# [What you will do]
a - In the passage on card magic, what does the writer say magic is judged on?
b - Do these statements agree with the passage on card magic? (i) The writer doesn't care much when people disagree. (ii) The writer says to avoid card tricks if you want people to think you have real powers. (iii) Most spectators notice the minor differences between tricks.

I don’t intentionally post things that are controversial. I just post the truth. Should women be doing magic? NO. They should be baking. Magic is for men. Do jews run the Hot Rod industry? Yes, of course. Is it “offensive” to say that? I don’t know. Are facts offensive?

In all seriousness, no, I’m not ever trying to “stir things up.”

Some people have an issue with the language I use, but I only use the same type of language most adults in my social circle use.

And while some of my opinions might be “controversial,” I’m never courting controversy. If someone writes to me to say, “I disagree with you about ______,” my response is just like, “Okay.” I don’t really care too much if people disagree with me.

Some magicians really love card magic, some hate it. You perform magic with everything imaginable, but I have never seen you shy away from a card trick. What do you look for in a card trick that will elevate it from just becoming “another card trick”?

If you want people to think you’re manifesting some real powers, then you should avoid card tricks. But that’s not what I want them to think. I want people to just see me as “someone with an interest in magic.” And then I want to build off the lack of expectations that phrase generates. Sometimes you’ll hear magicians say that if you pull out a deck of cards the spectator will have some preconceived notion of what you’re going to do. They’ll just assume you’re like their “Uncle Bob” who also does card tricks. I think that’s a blessing. Magic is judged based on the expectations they come in with. If their expectations are pretty low, then you only need to do a solid trick in order to really blow them away. It doesn’t need to be the greatest trick in the world (in fact, that’s probably a bad place to start).

To keep it from seeming like “just another card trick,” the important thing is to mix up the variables around the trick. Most spectators don’t recognize the minor differences between tricks. They see in broad strokes. “Cards changed,” “Cards moved around,” “I selected a card and he found it.” Similarly, if you don’t know anything about the trumpet, you likely wouldn’t really be able to differentiate between trumpet songs except in the broadest terms. “That was a happy song,” “That was a slow song,” “That sounded kind of bluesy.” For you to see it as something more than “just another trumpet song,” you either need to become really well versed in the trumpet. Or the song needs to be placed into different contexts. “That trumpet song the guy was playing in the park.” “That trumpet song our nephew asked us to listen to while he practiced.” “That trumpet song you fucked my brains out to.”

Similarly, mixing up the context you perform a card trick in will make it seem like not “just another card trick.” Examples of “mixing up the context” in which you perform are all over this site.

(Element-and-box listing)
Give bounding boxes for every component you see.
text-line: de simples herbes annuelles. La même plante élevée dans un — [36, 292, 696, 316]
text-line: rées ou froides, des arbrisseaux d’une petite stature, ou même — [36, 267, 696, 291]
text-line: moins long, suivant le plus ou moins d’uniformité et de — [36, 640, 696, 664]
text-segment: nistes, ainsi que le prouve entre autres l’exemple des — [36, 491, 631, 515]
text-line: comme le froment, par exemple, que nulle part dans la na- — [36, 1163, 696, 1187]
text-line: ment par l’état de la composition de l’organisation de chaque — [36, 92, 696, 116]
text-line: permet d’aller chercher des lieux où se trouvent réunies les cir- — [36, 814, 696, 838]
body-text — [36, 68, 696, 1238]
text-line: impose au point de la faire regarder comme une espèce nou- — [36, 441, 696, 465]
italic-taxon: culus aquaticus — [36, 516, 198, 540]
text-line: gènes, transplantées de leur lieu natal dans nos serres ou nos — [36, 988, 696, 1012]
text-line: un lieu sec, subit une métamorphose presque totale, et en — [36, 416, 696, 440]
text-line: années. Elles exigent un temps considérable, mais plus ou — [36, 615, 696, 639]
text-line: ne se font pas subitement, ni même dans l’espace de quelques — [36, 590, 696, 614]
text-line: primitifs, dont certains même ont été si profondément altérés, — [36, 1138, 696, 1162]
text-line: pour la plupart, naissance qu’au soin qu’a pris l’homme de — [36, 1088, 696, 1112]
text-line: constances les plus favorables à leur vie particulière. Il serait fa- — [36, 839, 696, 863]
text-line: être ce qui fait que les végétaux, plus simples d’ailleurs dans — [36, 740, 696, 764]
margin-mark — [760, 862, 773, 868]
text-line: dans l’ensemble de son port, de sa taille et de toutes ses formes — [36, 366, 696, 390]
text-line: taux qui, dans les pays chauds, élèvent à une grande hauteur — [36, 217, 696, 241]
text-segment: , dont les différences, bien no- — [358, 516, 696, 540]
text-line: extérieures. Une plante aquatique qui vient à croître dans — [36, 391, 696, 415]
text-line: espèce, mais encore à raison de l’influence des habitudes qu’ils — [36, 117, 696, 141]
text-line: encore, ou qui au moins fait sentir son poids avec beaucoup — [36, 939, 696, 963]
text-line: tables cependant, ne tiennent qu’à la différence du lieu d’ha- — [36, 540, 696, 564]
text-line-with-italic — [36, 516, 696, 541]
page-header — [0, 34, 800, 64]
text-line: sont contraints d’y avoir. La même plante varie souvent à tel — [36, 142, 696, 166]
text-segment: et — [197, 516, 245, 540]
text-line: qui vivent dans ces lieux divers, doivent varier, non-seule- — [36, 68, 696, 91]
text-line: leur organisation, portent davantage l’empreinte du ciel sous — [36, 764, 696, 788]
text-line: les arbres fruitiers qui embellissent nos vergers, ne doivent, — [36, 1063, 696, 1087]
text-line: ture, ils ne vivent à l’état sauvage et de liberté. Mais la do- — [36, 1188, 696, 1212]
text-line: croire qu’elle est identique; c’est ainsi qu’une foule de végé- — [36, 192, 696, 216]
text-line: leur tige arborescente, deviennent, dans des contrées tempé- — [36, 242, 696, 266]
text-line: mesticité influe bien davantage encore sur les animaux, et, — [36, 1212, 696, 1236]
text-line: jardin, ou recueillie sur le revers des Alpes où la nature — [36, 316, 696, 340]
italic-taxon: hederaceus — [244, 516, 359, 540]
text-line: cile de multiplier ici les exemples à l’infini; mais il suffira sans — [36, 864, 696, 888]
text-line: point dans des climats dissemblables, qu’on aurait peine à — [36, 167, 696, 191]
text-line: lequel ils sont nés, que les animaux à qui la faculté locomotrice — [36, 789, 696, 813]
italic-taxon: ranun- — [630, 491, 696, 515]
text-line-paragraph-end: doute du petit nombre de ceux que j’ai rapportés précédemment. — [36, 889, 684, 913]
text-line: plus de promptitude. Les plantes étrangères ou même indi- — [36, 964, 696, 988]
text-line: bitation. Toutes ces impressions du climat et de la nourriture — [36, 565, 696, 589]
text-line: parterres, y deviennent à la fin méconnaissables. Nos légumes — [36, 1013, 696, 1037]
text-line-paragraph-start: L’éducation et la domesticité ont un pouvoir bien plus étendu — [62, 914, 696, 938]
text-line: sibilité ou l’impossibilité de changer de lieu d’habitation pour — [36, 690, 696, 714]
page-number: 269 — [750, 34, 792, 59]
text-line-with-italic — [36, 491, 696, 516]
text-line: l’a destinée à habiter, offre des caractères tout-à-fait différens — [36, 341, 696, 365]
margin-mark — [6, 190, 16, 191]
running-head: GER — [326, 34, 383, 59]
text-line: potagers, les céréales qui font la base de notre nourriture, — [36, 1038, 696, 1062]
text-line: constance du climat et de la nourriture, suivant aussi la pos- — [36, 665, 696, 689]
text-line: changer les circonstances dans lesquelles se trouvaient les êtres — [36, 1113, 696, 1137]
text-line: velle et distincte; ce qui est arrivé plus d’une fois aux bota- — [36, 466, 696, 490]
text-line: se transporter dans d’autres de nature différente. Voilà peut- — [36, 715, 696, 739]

# [Per-task outputs]
a - Magic is judged on the expectations spectators come in with.

b -
(i) Yes: "I don’t really care too much if people disagree with me."
(ii) Yes: "If you want people to think you’re manifesting some real powers, then you should avoid card tricks."
(iii) No: "Most spectators don’t recognize the minor differences between tricks."